TASK REQUIREMENTS — Please output every line of the material as it stands, without the pictures.

DATASET RECORDS —

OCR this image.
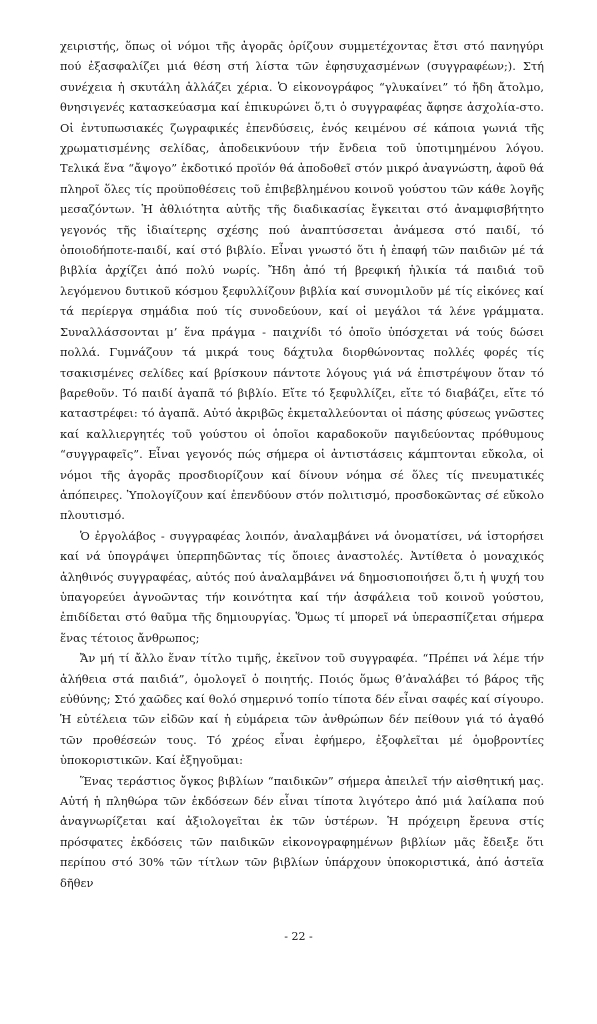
χειριστής, ὅπως οἱ νόμοι τῆς ἀγορᾶς ὁρίζουν συμμετέχοντας ἔτσι στό πανηγύρι πού ἐξασφαλίζει μιά θέση στή λίστα τῶν ἐφησυχασμένων (συγγραφέων;). Στή συνέχεια ἡ σκυτάλη ἀλλάζει χέρια. Ὁ εἰκονογράφος “γλυκαίνει” τό ἤδη ἄτολμο, θνησιγενές κατασκεύασμα καί ἐπικυρώνει ὅ,τι ὁ συγγραφέας ἄφησε ἀσχολία-στο. Οἱ ἐντυπωσιακές ζωγραφικές ἐπενδύσεις, ἑνός κειμένου σέ κάποια γωνιά τῆς χρωματισμένης σελίδας, ἀποδεικνύουν τήν ἔνδεια τοῦ ὑποτιμημένου λόγου. Τελικά ἕνα “ἄψογο” ἐκδοτικό προϊόν θά ἀποδοθεῖ στόν μικρό ἀναγνώστη, ἀφοῦ θά πληροῖ ὅλες τίς προϋποθέσεις τοῦ ἐπιβεβλημένου κοινοῦ γούστου τῶν κάθε λογῆς μεσαζόντων. Ἡ ἀθλιότητα αὐτῆς τῆς διαδικασίας ἔγκειται στό ἀναμφισβήτητο γεγονός τῆς ἰδιαίτερης σχέσης πού ἀναπτύσσεται ἀνάμεσα στό παιδί, τό ὁποιοδήποτε-παιδί, καί στό βιβλίο. Εἶναι γνωστό ὅτι ἡ ἐπαφή τῶν παιδιῶν μέ τά βιβλία ἀρχίζει ἀπό πολύ νωρίς. Ἤδη ἀπό τή βρεφική ἡλικία τά παιδιά τοῦ λεγόμενου δυτικοῦ κόσμου ξεφυλλίζουν βιβλία καί συνομιλοῦν μέ τίς εἰκόνες καί τά περίεργα σημάδια πού τίς συνοδεύουν, καί οἱ μεγάλοι τά λένε γράμματα. Συναλλάσσονται μ’ ἕνα πράγμα - παιχνίδι τό ὁποῖο ὑπόσχεται νά τούς δώσει πολλά. Γυμνάζουν τά μικρά τους δάχτυλα διορθώνοντας πολλές φορές τίς τσακισμένες σελίδες καί βρίσκουν πάντοτε λόγους γιά νά ἐπιστρέψουν ὅταν τό βαρεθοῦν. Τό παιδί ἀγαπᾶ τό βιβλίο. Εἴτε τό ξεφυλλίζει, εἴτε τό διαβάζει, εἴτε τό καταστρέφει: τό ἀγαπᾶ. Αὐτό ἀκριβῶς ἐκμεταλλεύονται οἱ πάσης φύσεως γνῶστες καί καλλιεργητές τοῦ γούστου οἱ ὁποῖοι καραδοκοῦν παγιδεύοντας πρόθυμους “συγγραφεῖς”. Εἶναι γεγονός πώς σήμερα οἱ ἀντιστάσεις κάμπτονται εὔκολα, οἱ νόμοι τῆς ἀγορᾶς προσδιορίζουν καί δίνουν νόημα σέ ὅλες τίς πνευματικές ἀπόπειρες. Ὑπολογίζουν καί ἐπενδύουν στόν πολιτισμό, προσδοκῶντας σέ εὔκολο πλουτισμό.

Ὁ ἐργολάβος - συγγραφέας λοιπόν, ἀναλαμβάνει νά ὀνοματίσει, νά ἱστορήσει καί νά ὑπογράψει ὑπερπηδῶντας τίς ὅποιες ἀναστολές. Ἀντίθετα ὁ μοναχικός ἀληθινός συγγραφέας, αὐτός πού ἀναλαμβάνει νά δημοσιοποιήσει ὅ,τι ἡ ψυχή του ὑπαγορεύει ἀγνοῶντας τήν κοινότητα καί τήν ἀσφάλεια τοῦ κοινοῦ γούστου, ἐπιδίδεται στό θαῦμα τῆς δημιουργίας. Ὅμως τί μπορεῖ νά ὑπερασπίζεται σήμερα ἕνας τέτοιος ἄνθρωπος;

Ἄν μή τί ἄλλο ἕναν τίτλο τιμῆς, ἐκεῖνον τοῦ συγγραφέα. “Πρέπει νά λέμε τήν ἀλήθεια στά παιδιά”, ὁμολογεῖ ὁ ποιητής. Ποιός ὅμως θ’ἀναλάβει τό βάρος τῆς εὐθύνης; Στό χαῶδες καί θολό σημερινό τοπίο τίποτα δέν εἶναι σαφές καί σίγουρο. Ἡ εὐτέλεια τῶν εἰδῶν καί ἡ εὐμάρεια τῶν ἀνθρώπων δέν πείθουν γιά τό ἀγαθό τῶν προθέσεών τους. Τό χρέος εἶναι ἐφήμερο, ἐξοφλεῖται μέ ὁμοβροντίες ὑποκοριστικῶν. Καί ἐξηγοῦμαι:

Ἕνας τεράστιος ὄγκος βιβλίων “παιδικῶν” σήμερα ἀπειλεῖ τήν αἰσθητική μας. Αὐτή ἡ πληθώρα τῶν ἐκδόσεων δέν εἶναι τίποτα λιγότερο ἀπό μιά λαίλαπα πού ἀναγνωρίζεται καί ἀξιολογεῖται ἐκ τῶν ὑστέρων. Ἡ πρόχειρη ἔρευνα στίς πρόσφατες ἐκδόσεις τῶν παιδικῶν εἰκονογραφημένων βιβλίων μᾶς ἔδειξε ὅτι περίπου στό 30% τῶν τίτλων τῶν βιβλίων ὑπάρχουν ὑποκοριστικά, ἀπό ἀστεῖα δῆθεν

- 22 -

EXPECTED ANSWER —
OCR this image.
χειριστής, ὅπως οἱ νόμοι τῆς ἀγορᾶς ὁρίζουν συμμετέχοντας ἔτσι στό πανηγύρι πού ἐξασφαλίζει μιά θέση στή λίστα τῶν ἐφησυχασμένων (συγγραφέων;). Στή συνέχεια ἡ σκυτάλη ἀλλάζει χέρια. Ὁ εἰκονογράφος “γλυκαίνει” τό ἤδη ἄτολμο, θνησιγενές κατασκεύασμα καί ἐπικυρώνει ὅ,τι ὁ συγγραφέας ἄφησε ἀσχολία-στο. Οἱ ἐντυπωσιακές ζωγραφικές ἐπενδύσεις, ἑνός κειμένου σέ κάποια γωνιά τῆς χρωματισμένης σελίδας, ἀποδεικνύουν τήν ἔνδεια τοῦ ὑποτιμημένου λόγου. Τελικά ἕνα “ἄψογο” ἐκδοτικό προϊόν θά ἀποδοθεῖ στόν μικρό ἀναγνώστη, ἀφοῦ θά πληροῖ ὅλες τίς προϋποθέσεις τοῦ ἐπιβεβλημένου κοινοῦ γούστου τῶν κάθε λογῆς μεσαζόντων. Ἡ ἀθλιότητα αὐτῆς τῆς διαδικασίας ἔγκειται στό ἀναμφισβήτητο γεγονός τῆς ἰδιαίτερης σχέσης πού ἀναπτύσσεται ἀνάμεσα στό παιδί, τό ὁποιοδήποτε-παιδί, καί στό βιβλίο. Εἶναι γνωστό ὅτι ἡ ἐπαφή τῶν παιδιῶν μέ τά βιβλία ἀρχίζει ἀπό πολύ νωρίς. Ἤδη ἀπό τή βρεφική ἡλικία τά παιδιά τοῦ λεγόμενου δυτικοῦ κόσμου ξεφυλλίζουν βιβλία καί συνομιλοῦν μέ τίς εἰκόνες καί τά περίεργα σημάδια πού τίς συνοδεύουν, καί οἱ μεγάλοι τά λένε γράμματα. Συναλλάσσονται μ’ ἕνα πράγμα - παιχνίδι τό ὁποῖο ὑπόσχεται νά τούς δώσει πολλά. Γυμνάζουν τά μικρά τους δάχτυλα διορθώνοντας πολλές φορές τίς τσακισμένες σελίδες καί βρίσκουν πάντοτε λόγους γιά νά ἐπιστρέψουν ὅταν τό βαρεθοῦν. Τό παιδί ἀγαπᾶ τό βιβλίο. Εἴτε τό ξεφυλλίζει, εἴτε τό διαβάζει, εἴτε τό καταστρέφει: τό ἀγαπᾶ. Αὐτό ἀκριβῶς ἐκμεταλλεύονται οἱ πάσης φύσεως γνῶστες καί καλλιεργητές τοῦ γούστου οἱ ὁποῖοι καραδοκοῦν παγιδεύοντας πρόθυμους “συγγραφεῖς”. Εἶναι γεγονός πώς σήμερα οἱ ἀντιστάσεις κάμπτονται εὔκολα, οἱ νόμοι τῆς ἀγορᾶς προσδιορίζουν καί δίνουν νόημα σέ ὅλες τίς πνευματικές ἀπόπειρες. Ὑπολογίζουν καί ἐπενδύουν στόν πολιτισμό, προσδοκῶντας σέ εὔκολο πλουτισμό.

Ὁ ἐργολάβος - συγγραφέας λοιπόν, ἀναλαμβάνει νά ὀνοματίσει, νά ἱστορήσει καί νά ὑπογράψει ὑπερπηδῶντας τίς ὅποιες ἀναστολές. Ἀντίθετα ὁ μοναχικός ἀληθινός συγγραφέας, αὐτός πού ἀναλαμβάνει νά δημοσιοποιήσει ὅ,τι ἡ ψυχή του ὑπαγορεύει ἀγνοῶντας τήν κοινότητα καί τήν ἀσφάλεια τοῦ κοινοῦ γούστου, ἐπιδίδεται στό θαῦμα τῆς δημιουργίας. Ὅμως τί μπορεῖ νά ὑπερασπίζεται σήμερα ἕνας τέτοιος ἄνθρωπος;

Ἄν μή τί ἄλλο ἕναν τίτλο τιμῆς, ἐκεῖνον τοῦ συγγραφέα. “Πρέπει νά λέμε τήν ἀλήθεια στά παιδιά”, ὁμολογεῖ ὁ ποιητής. Ποιός ὅμως θ’ἀναλάβει τό βάρος τῆς εὐθύνης; Στό χαῶδες καί θολό σημερινό τοπίο τίποτα δέν εἶναι σαφές καί σίγουρο. Ἡ εὐτέλεια τῶν εἰδῶν καί ἡ εὐμάρεια τῶν ἀνθρώπων δέν πείθουν γιά τό ἀγαθό τῶν προθέσεών τους. Τό χρέος εἶναι ἐφήμερο, ἐξοφλεῖται μέ ὁμοβροντίες ὑποκοριστικῶν. Καί ἐξηγοῦμαι:

Ἕνας τεράστιος ὄγκος βιβλίων “παιδικῶν” σήμερα ἀπειλεῖ τήν αἰσθητική μας. Αὐτή ἡ πληθώρα τῶν ἐκδόσεων δέν εἶναι τίποτα λιγότερο ἀπό μιά λαίλαπα πού ἀναγνωρίζεται καί ἀξιολογεῖται ἐκ τῶν ὑστέρων. Ἡ πρόχειρη ἔρευνα στίς πρόσφατες ἐκδόσεις τῶν παιδικῶν εἰκονογραφημένων βιβλίων μᾶς ἔδειξε ὅτι περίπου στό 30% τῶν τίτλων τῶν βιβλίων ὑπάρχουν ὑποκοριστικά, ἀπό ἀστεῖα δῆθεν

- 22 -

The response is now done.